### Recorded data:
/---
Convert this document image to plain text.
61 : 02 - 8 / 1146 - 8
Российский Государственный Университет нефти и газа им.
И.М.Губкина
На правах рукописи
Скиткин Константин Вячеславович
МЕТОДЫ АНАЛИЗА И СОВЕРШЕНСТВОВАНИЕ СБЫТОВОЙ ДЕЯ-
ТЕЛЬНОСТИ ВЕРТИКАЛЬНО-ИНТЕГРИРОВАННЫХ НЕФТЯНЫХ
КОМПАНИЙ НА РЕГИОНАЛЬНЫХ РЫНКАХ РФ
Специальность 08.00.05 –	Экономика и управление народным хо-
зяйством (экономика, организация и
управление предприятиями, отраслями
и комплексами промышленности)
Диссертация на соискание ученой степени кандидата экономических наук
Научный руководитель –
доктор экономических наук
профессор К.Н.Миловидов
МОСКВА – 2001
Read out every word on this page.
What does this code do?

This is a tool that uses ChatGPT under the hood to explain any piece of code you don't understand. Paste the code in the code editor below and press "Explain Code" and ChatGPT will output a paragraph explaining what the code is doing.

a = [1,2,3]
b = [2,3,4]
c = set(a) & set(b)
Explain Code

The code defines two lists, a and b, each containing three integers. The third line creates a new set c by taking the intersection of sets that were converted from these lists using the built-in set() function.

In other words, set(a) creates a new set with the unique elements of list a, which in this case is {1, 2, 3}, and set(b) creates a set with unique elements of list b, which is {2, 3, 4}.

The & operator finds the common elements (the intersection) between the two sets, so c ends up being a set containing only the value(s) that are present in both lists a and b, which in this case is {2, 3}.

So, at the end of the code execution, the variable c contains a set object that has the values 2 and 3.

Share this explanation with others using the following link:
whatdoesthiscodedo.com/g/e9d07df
\---
### Exercise directions:
Your task is to print all of the records exactly.

### Full answer:
Convert this document image to plain text.
61 : 02 - 8 / 1146 - 8
Российский Государственный Университет нефти и газа им.
И.М.Губкина
На правах рукописи
Скиткин Константин Вячеславович
МЕТОДЫ АНАЛИЗА И СОВЕРШЕНСТВОВАНИЕ СБЫТОВОЙ ДЕЯ-
ТЕЛЬНОСТИ ВЕРТИКАЛЬНО-ИНТЕГРИРОВАННЫХ НЕФТЯНЫХ
КОМПАНИЙ НА РЕГИОНАЛЬНЫХ РЫНКАХ РФ
Специальность 08.00.05 –	Экономика и управление народным хо-
зяйством (экономика, организация и
управление предприятиями, отраслями
и комплексами промышленности)
Диссертация на соискание ученой степени кандидата экономических наук
Научный руководитель –
доктор экономических наук
профессор К.Н.Миловидов
МОСКВА – 2001
Read out every word on this page.
What does this code do?

This is a tool that uses ChatGPT under the hood to explain any piece of code you don't understand. Paste the code in the code editor below and press "Explain Code" and ChatGPT will output a paragraph explaining what the code is doing.

a = [1,2,3]
b = [2,3,4]
c = set(a) & set(b)
Explain Code

The code defines two lists, a and b, each containing three integers. The third line creates a new set c by taking the intersection of sets that were converted from these lists using the built-in set() function.

In other words, set(a) creates a new set with the unique elements of list a, which in this case is {1, 2, 3}, and set(b) creates a set with unique elements of list b, which is {2, 3, 4}.

The & operator finds the common elements (the intersection) between the two sets, so c ends up being a set containing only the value(s) that are present in both lists a and b, which in this case is {2, 3}.

So, at the end of the code execution, the variable c contains a set object that has the values 2 and 3.

Share this explanation with others using the following link:
whatdoesthiscodedo.com/g/e9d07df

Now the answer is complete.